Per occupare uno del 440
lotti, la giovane coppia paga 500 dollari al mese. A questi devono
aggiungerne 250 per restituire il prestito a otto anni contratto per
comprare il loro trilocale di 75 metri quadrati, dall’architettura
tipica delle roulotte anni 1970: un tetto piatto, pareti esterne in
alluminio e una facciata bianca ingiallita dagli anni. «L'affìtto
comprende l’acqua corrente, il sistema fognario e la raccolta dei
rifiuti; c’è anche una piccola piscina in comune, aggiunge il
giovane. Naturalmente preferirei avere una casa vera, con un vero
giardino, senza ritrovarmi con i vicini a cinque metri di distanza.
Ma per questo prezzo, ad Aurora, è impossibile.» I Guzman
dispongono di un reddito limitato: tra il lavoro di lui in una
stazione di servizio e quello saltuario di lei in un'impresa di
pulizie, guadagnano 2.000 dollari al mese.
È proprio poco per
vivere in questa periferia residenziale senza fascino e attrattive,
ma adiacente al dinamico capoluogo dello Stato, Denver, dove i prezzi
degli immobili dal 2012 sono aumentati del 50%. Nell'ottobre del
2015, ad Aurora, non si trovavano appartamenti in affitto a meno di
1.000 dollari, e la casa meno cara, completamente da ristrutturare,
costava 130.000 dollari. Nella stessa data, una casa mobile di
equivalente superficie costruita nel 1973 era stata messa in vendita
a 14.500 dollari e gli affitti nel parchi appositi oscillavano tra i
400 e i 600 dollari al mese. «In questo momento tutti i lotti sono
presi. È necessario segnarsi sulle liste di attesa. Ma c’è molta
rotazione, perciò potrebbe non volerci molto», ci spiega
l’amministratore del Friendly Village.

▶ **CONSEGNA 1**
Stabilisca se ciascuna affermazione concorda con il brano sulle case mobili di Aurora, rispondendo sì o no e citando testualmente le parole decisive: (a) l'affitto del lotto include la raccolta dei rifiuti; (b) dal 2012 i prezzi degli immobili a Denver sono raddoppiati; (c) al Friendly Village ci sono attualmente lotti liberi.
▶ **CONSEGNA 2**
Secondo il brano sulle case mobili di Aurora, quanto costava la casa meno cara di Aurora nell'ottobre del 2015?
▶ **CONSEGNA 3**
Prosegua il brano sulle case mobili di Aurora a partire dal punto in cui si interrompe.

▶ **DATI ESTRATTI**
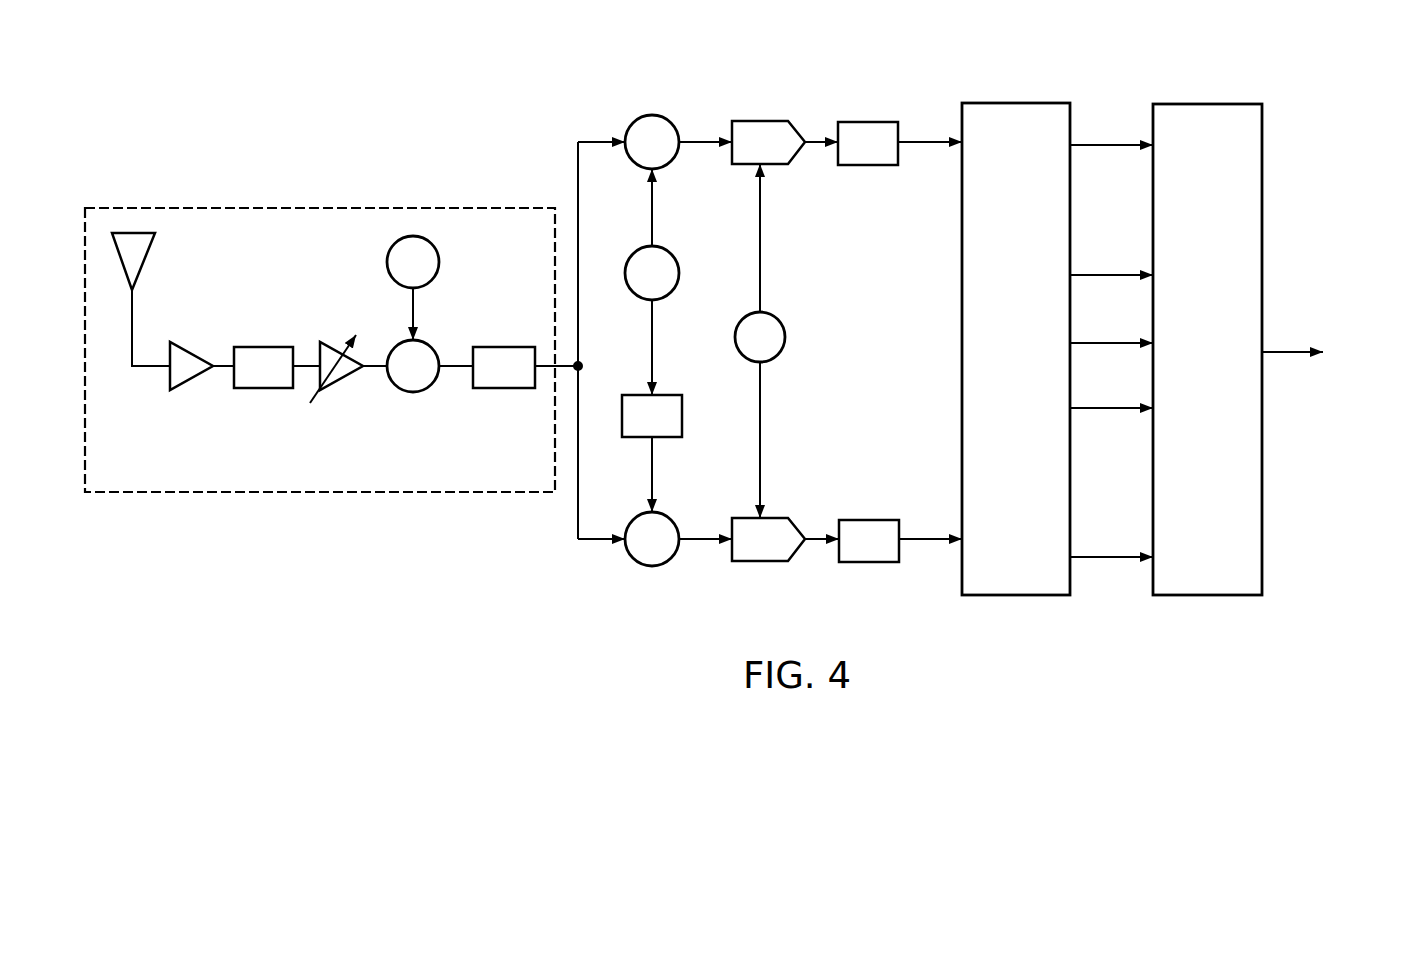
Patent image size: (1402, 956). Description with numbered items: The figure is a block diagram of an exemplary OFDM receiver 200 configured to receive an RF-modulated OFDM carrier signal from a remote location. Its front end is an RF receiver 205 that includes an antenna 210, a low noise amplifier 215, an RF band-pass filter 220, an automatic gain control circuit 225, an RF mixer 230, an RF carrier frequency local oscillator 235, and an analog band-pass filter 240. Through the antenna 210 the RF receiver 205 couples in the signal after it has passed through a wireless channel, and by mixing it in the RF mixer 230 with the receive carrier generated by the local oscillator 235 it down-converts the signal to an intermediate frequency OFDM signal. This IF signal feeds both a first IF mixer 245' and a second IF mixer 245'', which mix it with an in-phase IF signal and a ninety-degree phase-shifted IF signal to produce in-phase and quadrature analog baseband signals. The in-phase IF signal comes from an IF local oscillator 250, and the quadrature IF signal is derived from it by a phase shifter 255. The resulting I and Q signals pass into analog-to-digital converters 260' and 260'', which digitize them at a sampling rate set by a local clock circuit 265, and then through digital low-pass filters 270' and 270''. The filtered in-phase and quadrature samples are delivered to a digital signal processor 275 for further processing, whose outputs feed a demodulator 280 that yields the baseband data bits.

The OFDM receiver 200 is at (398, 607).
The RF receiver 205 is at (332, 243).
The antenna 210 is at (150, 260).
The low noise amplifier 215 is at (191, 388).
The RF band-pass filter 220 is at (263, 389).
The automatic gain control circuit 225 is at (338, 387).
The RF mixer 230 is at (412, 393).
The RF carrier frequency local oscillator 235 is at (440, 262).
The analog band-pass filter 240 is at (507, 389).
The first IF mixer 245' is at (675, 117).
The second IF mixer 245'' is at (678, 565).
The IF local oscillator 250 is at (679, 267).
The 90° phase shifter 255 is at (682, 418).
The analog-to-digital converter 260' is at (781, 115).
The analog-to-digital converter 260'' is at (785, 565).
The local clock circuit 265 is at (785, 335).
The digital low-pass filter 270' is at (898, 115).
The digital low-pass filter 270'' is at (900, 562).
The digital signal processor 275 is at (995, 383).
The demodulator 280 is at (1188, 383).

▶ **RISPOSTA 1**
(a) Sì: «comprende l’acqua corrente, il sistema fognario e la raccolta dei rifiuti».
(b) No: «dal 2012 sono aumentati del 50%».
(c) No: «In questo momento tutti i lotti sono presi».

▶ **RISPOSTA 2**
Costava 130.000 dollari ed era completamente da ristrutturare.

▶ **RISPOSTA 3**
Aurora ospita nove grandi
parchi e oltre 2.500 lotti per case mobili. Quasi tutti si trovano
intorno al Colfax Boulevard, in un quartiere periferico e poco
attraente della città: Hillcrest Village, di proprietà della Equity
Lifestyle Property, leader del settore con 140.000 lotti in tutto il
paese; Green Acres, dove vivono solo persone anziane; Fox-ridge Farm,
Cedar Village, Meadows, ecc. Né i nomi evocatori di paesaggi
bucolici né gli sforzi degli abitanti per decorare la facciata delle
proprie abitazioni con bandiere americane, statue della Vergine Maria
o fiori riescono a nascondere la monotonia di queste aree urbane.
Come i quartieri di
edilizia sociale, i parchi di case mobili di Aurora sono concepiti in
rottura con il modello urbano classico, separati dal resto della
città, con una rete stradale, una segnaletica e un piano di sviluppo
propri. Piccole vie più o meno pavimentate collegano appezzamenti
rettangolari disposti perpendicolarmente alla strada e separati gli
uni dagli altri da una piccola siepe, da una catena o da una semplice
linea sul terreno. Ogni unità abitativa è identificata da un
numero, visibile sull’indirizzo dei residenti accanto al nome del
loro parco. «A volte preferiremmo non dire che viviamo in un parco,
ma non appena la gente vede il nostro indirizzo, la cosa viene fuori,
si lamenta Guzman. E questo può anche causare svantaggi. C’è chi
pensa: “Questo viene da un parco di roulotte [trailer park].
Meglio non assumerlo perché potrebbe causare problemi”.»
Case popolari a
costo zero per lo Stato
Acquistare una casa
mobile negli Stati uniti è un’operazione semplice e poco costosa.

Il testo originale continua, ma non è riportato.